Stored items
• • • • •
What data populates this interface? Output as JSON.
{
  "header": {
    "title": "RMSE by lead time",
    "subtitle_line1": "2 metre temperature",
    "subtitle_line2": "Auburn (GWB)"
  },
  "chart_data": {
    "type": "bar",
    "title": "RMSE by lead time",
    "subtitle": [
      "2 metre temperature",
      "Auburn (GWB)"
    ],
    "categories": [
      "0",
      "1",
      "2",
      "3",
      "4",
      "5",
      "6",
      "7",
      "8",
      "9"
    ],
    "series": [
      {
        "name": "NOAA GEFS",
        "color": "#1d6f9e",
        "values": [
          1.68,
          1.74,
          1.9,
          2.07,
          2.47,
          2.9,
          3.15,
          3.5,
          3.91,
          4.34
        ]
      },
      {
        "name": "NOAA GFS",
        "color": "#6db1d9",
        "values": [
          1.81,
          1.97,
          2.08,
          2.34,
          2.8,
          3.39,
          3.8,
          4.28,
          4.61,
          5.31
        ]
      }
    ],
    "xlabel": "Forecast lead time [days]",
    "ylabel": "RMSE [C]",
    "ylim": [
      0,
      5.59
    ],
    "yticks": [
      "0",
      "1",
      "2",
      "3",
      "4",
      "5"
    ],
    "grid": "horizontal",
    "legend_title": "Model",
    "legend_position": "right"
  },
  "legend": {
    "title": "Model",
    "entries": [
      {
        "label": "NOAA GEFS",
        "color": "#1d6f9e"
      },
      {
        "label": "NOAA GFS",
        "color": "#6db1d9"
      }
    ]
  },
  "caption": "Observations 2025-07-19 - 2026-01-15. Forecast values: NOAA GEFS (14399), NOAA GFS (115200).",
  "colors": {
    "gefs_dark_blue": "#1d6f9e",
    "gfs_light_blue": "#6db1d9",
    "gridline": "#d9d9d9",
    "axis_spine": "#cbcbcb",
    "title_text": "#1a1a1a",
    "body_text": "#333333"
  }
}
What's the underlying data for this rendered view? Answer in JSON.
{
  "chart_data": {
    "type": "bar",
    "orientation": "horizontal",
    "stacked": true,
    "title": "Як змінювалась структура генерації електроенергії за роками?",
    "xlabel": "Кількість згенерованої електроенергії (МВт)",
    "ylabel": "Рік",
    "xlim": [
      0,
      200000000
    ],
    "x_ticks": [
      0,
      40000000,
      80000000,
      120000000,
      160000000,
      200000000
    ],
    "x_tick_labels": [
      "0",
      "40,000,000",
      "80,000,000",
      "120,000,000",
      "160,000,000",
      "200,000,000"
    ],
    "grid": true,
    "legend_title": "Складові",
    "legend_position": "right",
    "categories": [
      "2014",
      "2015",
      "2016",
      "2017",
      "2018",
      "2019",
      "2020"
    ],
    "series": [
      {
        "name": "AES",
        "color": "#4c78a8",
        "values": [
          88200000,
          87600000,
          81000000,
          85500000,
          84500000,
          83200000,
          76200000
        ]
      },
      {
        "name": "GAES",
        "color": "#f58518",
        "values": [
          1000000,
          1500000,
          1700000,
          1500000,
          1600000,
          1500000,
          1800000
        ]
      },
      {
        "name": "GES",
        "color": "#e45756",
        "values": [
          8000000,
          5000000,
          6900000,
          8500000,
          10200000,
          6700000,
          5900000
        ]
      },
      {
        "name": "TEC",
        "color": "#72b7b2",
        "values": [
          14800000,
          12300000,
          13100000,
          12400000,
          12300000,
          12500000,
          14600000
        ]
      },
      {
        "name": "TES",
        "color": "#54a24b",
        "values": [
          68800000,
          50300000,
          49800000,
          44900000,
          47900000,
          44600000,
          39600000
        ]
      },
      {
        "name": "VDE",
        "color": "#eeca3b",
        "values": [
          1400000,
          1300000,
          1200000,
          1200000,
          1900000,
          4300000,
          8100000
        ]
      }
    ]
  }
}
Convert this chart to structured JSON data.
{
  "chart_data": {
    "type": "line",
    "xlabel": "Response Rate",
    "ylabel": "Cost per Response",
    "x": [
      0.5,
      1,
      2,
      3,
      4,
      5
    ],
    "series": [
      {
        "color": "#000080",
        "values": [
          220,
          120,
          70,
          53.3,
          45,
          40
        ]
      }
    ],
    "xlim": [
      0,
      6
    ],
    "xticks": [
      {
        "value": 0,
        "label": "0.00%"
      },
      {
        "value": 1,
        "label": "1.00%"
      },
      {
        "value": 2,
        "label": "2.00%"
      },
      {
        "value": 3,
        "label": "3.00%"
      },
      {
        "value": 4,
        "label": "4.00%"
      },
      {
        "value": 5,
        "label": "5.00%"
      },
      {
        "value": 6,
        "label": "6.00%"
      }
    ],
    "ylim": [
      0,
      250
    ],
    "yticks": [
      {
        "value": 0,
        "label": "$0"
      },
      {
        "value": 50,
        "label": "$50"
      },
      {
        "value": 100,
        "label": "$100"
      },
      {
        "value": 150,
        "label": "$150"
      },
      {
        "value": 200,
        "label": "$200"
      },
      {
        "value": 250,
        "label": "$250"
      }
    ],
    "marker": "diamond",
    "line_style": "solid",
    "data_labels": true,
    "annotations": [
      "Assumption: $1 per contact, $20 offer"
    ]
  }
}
• • • • •
## WRITTEN TASK
Copy each line of the data above without altering a single character.

## EXERCISE RESPONSE
What data populates this interface? Output as JSON.
{
  "header": {
    "title": "RMSE by lead time",
    "subtitle_line1": "2 metre temperature",
    "subtitle_line2": "Auburn (GWB)"
  },
  "chart_data": {
    "type": "bar",
    "title": "RMSE by lead time",
    "subtitle": [
      "2 metre temperature",
      "Auburn (GWB)"
    ],
    "categories": [
      "0",
      "1",
      "2",
      "3",
      "4",
      "5",
      "6",
      "7",
      "8",
      "9"
    ],
    "series": [
      {
        "name": "NOAA GEFS",
        "color": "#1d6f9e",
        "values": [
          1.68,
          1.74,
          1.9,
          2.07,
          2.47,
          2.9,
          3.15,
          3.5,
          3.91,
          4.34
        ]
      },
      {
        "name": "NOAA GFS",
        "color": "#6db1d9",
        "values": [
          1.81,
          1.97,
          2.08,
          2.34,
          2.8,
          3.39,
          3.8,
          4.28,
          4.61,
          5.31
        ]
      }
    ],
    "xlabel": "Forecast lead time [days]",
    "ylabel": "RMSE [C]",
    "ylim": [
      0,
      5.59
    ],
    "yticks": [
      "0",
      "1",
      "2",
      "3",
      "4",
      "5"
    ],
    "grid": "horizontal",
    "legend_title": "Model",
    "legend_position": "right"
  },
  "legend": {
    "title": "Model",
    "entries": [
      {
        "label": "NOAA GEFS",
        "color": "#1d6f9e"
      },
      {
        "label": "NOAA GFS",
        "color": "#6db1d9"
      }
    ]
  },
  "caption": "Observations 2025-07-19 - 2026-01-15. Forecast values: NOAA GEFS (14399), NOAA GFS (115200).",
  "colors": {
    "gefs_dark_blue": "#1d6f9e",
    "gfs_light_blue": "#6db1d9",
    "gridline": "#d9d9d9",
    "axis_spine": "#cbcbcb",
    "title_text": "#1a1a1a",
    "body_text": "#333333"
  }
}
What's the underlying data for this rendered view? Answer in JSON.
{
  "chart_data": {
    "type": "bar",
    "orientation": "horizontal",
    "stacked": true,
    "title": "Як змінювалась структура генерації електроенергії за роками?",
    "xlabel": "Кількість згенерованої електроенергії (МВт)",
    "ylabel": "Рік",
    "xlim": [
      0,
      200000000
    ],
    "x_ticks": [
      0,
      40000000,
      80000000,
      120000000,
      160000000,
      200000000
    ],
    "x_tick_labels": [
      "0",
      "40,000,000",
      "80,000,000",
      "120,000,000",
      "160,000,000",
      "200,000,000"
    ],
    "grid": true,
    "legend_title": "Складові",
    "legend_position": "right",
    "categories": [
      "2014",
      "2015",
      "2016",
      "2017",
      "2018",
      "2019",
      "2020"
    ],
    "series": [
      {
        "name": "AES",
        "color": "#4c78a8",
        "values": [
          88200000,
          87600000,
          81000000,
          85500000,
          84500000,
          83200000,
          76200000
        ]
      },
      {
        "name": "GAES",
        "color": "#f58518",
        "values": [
          1000000,
          1500000,
          1700000,
          1500000,
          1600000,
          1500000,
          1800000
        ]
      },
      {
        "name": "GES",
        "color": "#e45756",
        "values": [
          8000000,
          5000000,
          6900000,
          8500000,
          10200000,
          6700000,
          5900000
        ]
      },
      {
        "name": "TEC",
        "color": "#72b7b2",
        "values": [
          14800000,
          12300000,
          13100000,
          12400000,
          12300000,
          12500000,
          14600000
        ]
      },
      {
        "name": "TES",
        "color": "#54a24b",
        "values": [
          68800000,
          50300000,
          49800000,
          44900000,
          47900000,
          44600000,
          39600000
        ]
      },
      {
        "name": "VDE",
        "color": "#eeca3b",
        "values": [
          1400000,
          1300000,
          1200000,
          1200000,
          1900000,
          4300000,
          8100000
        ]
      }
    ]
  }
}
Convert this chart to structured JSON data.
{
  "chart_data": {
    "type": "line",
    "xlabel": "Response Rate",
    "ylabel": "Cost per Response",
    "x": [
      0.5,
      1,
      2,
      3,
      4,
      5
    ],
    "series": [
      {
        "color": "#000080",
        "values": [
          220,
          120,
          70,
          53.3,
          45,
          40
        ]
      }
    ],
    "xlim": [
      0,
      6
    ],
    "xticks": [
      {
        "value": 0,
        "label": "0.00%"
      },
      {
        "value": 1,
        "label": "1.00%"
      },
      {
        "value": 2,
        "label": "2.00%"
      },
      {
        "value": 3,
        "label": "3.00%"
      },
      {
        "value": 4,
        "label": "4.00%"
      },
      {
        "value": 5,
        "label": "5.00%"
      },
      {
        "value": 6,
        "label": "6.00%"
      }
    ],
    "ylim": [
      0,
      250
    ],
    "yticks": [
      {
        "value": 0,
        "label": "$0"
      },
      {
        "value": 50,
        "label": "$50"
      },
      {
        "value": 100,
        "label": "$100"
      },
      {
        "value": 150,
        "label": "$150"
      },
      {
        "value": 200,
        "label": "$200"
      },
      {
        "value": 250,
        "label": "$250"
      }
    ],
    "marker": "diamond",
    "line_style": "solid",
    "data_labels": true,
    "annotations": [
      "Assumption: $1 per contact, $20 offer"
    ]
  }
}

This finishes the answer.